§ Problem description: Go through the entries below and pick out every line with "ROLLING".

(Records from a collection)

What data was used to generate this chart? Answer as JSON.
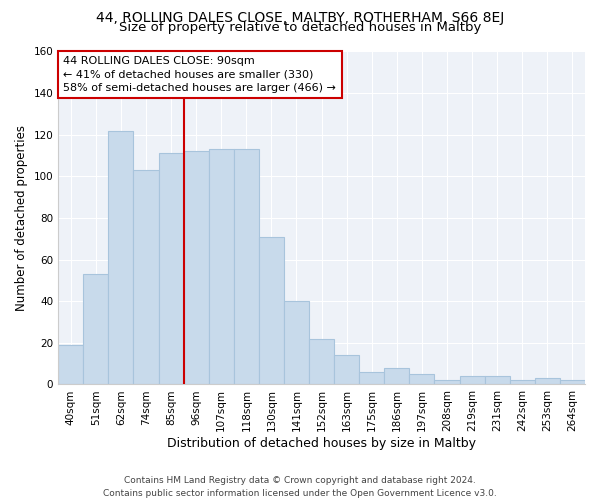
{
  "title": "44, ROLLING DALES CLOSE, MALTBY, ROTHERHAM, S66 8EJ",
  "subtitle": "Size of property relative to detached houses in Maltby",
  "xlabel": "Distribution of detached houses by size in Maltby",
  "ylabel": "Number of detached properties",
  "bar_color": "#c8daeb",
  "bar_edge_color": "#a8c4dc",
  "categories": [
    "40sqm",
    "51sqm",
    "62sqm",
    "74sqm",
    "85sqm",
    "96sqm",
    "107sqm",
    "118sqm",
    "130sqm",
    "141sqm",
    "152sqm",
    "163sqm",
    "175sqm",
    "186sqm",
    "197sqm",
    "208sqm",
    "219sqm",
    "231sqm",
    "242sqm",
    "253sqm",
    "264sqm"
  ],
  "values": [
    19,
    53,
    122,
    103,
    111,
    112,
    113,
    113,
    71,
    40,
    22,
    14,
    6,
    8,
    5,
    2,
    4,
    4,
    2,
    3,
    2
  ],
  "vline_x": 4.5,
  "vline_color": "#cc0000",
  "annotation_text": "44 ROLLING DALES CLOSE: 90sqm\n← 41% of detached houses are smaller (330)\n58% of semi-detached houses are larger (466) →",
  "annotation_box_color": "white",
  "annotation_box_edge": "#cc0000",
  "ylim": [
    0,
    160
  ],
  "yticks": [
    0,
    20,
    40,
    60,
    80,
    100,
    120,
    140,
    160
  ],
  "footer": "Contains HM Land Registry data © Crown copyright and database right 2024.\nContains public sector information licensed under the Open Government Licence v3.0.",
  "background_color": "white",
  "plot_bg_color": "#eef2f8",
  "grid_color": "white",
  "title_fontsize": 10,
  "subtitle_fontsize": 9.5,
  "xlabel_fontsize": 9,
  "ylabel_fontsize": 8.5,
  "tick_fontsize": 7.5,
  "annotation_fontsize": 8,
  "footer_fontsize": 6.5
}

* * *

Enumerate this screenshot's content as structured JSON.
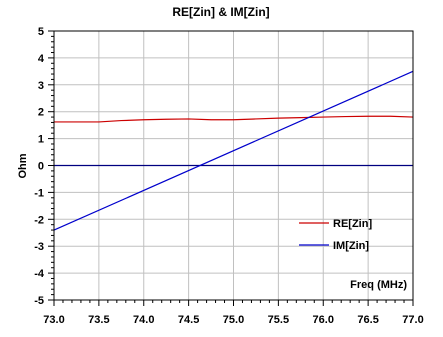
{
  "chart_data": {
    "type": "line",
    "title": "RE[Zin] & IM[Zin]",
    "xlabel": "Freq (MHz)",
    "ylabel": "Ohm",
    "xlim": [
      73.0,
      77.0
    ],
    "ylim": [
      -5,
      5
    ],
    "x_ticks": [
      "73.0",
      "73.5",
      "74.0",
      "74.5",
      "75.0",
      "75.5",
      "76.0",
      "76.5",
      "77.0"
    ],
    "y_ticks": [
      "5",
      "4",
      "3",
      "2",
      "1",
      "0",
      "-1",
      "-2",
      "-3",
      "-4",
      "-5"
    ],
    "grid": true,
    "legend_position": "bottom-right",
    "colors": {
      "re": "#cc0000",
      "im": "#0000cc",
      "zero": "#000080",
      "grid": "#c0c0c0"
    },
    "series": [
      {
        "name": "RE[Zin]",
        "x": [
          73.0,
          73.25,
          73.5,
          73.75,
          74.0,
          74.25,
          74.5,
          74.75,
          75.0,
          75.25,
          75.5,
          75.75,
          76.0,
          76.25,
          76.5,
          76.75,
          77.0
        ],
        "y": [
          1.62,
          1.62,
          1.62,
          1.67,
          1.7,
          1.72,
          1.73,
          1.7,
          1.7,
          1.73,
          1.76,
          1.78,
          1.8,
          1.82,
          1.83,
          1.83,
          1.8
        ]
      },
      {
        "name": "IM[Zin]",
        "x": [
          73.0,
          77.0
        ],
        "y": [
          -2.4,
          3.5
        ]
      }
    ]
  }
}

...

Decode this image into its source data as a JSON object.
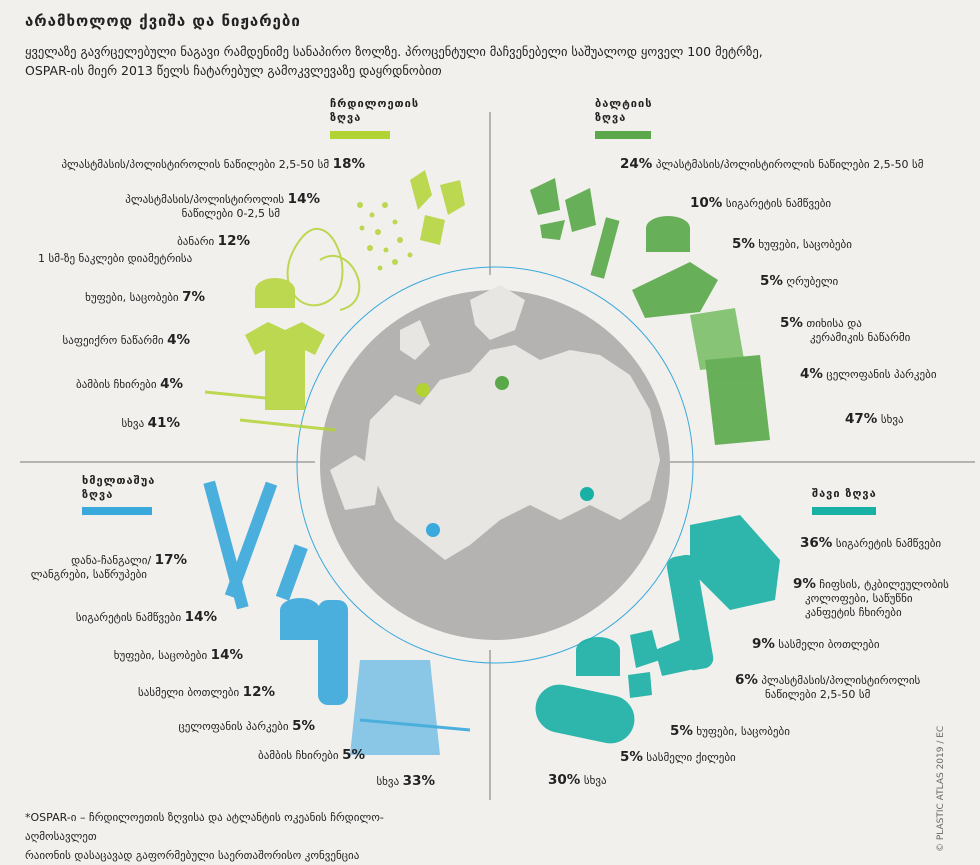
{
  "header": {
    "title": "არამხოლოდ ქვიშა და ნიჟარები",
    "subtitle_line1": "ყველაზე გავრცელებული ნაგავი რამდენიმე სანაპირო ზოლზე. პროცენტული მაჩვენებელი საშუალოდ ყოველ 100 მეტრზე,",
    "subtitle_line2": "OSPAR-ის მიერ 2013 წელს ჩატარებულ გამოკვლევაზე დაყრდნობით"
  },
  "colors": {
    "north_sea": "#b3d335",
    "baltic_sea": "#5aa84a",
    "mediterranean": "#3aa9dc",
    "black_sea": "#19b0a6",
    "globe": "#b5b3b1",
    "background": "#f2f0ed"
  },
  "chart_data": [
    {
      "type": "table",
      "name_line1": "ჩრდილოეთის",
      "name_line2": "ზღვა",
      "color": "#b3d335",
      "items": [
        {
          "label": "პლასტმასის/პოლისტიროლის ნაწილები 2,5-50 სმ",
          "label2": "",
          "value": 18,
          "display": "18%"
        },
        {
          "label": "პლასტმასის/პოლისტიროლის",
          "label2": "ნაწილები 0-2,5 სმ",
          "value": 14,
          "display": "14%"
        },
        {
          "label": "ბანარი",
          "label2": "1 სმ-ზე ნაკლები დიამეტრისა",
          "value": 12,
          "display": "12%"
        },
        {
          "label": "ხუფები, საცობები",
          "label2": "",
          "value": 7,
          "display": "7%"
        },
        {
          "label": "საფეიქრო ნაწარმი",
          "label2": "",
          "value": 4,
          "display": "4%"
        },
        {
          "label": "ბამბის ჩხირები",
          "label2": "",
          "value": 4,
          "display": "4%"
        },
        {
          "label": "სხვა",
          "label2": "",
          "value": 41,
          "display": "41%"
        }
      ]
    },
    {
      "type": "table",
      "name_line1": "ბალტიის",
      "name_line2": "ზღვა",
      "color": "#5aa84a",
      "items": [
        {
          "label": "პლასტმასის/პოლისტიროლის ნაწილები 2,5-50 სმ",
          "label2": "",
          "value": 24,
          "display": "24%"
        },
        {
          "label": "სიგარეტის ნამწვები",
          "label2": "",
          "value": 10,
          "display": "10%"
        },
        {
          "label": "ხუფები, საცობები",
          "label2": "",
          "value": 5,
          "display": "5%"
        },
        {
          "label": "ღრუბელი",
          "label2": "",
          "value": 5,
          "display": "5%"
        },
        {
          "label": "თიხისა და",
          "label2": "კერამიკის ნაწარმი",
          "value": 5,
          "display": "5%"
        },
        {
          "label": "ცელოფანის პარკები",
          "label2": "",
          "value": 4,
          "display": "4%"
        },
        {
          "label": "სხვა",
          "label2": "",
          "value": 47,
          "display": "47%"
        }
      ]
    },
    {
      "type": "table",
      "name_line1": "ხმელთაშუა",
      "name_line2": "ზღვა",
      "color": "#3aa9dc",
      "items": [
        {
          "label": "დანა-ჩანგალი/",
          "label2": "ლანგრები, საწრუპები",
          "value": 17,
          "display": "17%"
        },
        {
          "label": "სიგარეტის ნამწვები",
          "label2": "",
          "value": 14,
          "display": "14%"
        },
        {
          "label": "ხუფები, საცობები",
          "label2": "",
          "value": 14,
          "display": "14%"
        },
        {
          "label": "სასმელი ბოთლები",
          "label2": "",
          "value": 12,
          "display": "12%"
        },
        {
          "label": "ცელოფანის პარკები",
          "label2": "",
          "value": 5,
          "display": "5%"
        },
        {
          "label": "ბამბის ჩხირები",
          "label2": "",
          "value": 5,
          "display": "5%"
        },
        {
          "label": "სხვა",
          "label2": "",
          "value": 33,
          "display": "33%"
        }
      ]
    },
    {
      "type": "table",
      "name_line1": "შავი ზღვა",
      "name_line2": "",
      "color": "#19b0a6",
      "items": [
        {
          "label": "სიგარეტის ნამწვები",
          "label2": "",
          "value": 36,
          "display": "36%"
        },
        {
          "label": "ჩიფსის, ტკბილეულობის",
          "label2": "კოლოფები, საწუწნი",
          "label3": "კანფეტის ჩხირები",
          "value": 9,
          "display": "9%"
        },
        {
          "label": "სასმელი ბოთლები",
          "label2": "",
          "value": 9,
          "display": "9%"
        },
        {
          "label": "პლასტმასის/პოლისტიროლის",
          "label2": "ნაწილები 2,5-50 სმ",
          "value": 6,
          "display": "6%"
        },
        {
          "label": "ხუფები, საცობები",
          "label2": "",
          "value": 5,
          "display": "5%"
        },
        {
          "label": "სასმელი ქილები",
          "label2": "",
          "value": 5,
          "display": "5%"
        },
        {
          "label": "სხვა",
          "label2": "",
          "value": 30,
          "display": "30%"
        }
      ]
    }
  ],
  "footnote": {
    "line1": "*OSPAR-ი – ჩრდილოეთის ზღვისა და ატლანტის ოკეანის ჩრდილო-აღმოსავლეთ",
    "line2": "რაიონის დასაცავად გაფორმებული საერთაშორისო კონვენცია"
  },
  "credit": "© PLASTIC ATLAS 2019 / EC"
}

§ Solution for this problem:
  "title": "44, ROLLING DALES CLOSE, MALTBY, ROTHERHAM, S66 8EJ",
  "annotation_text": "44 ROLLING DALES CLOSE: 90sqm\n← 41% of detached houses are smaller (330)\n58% of semi-detached houses are larger (466) →",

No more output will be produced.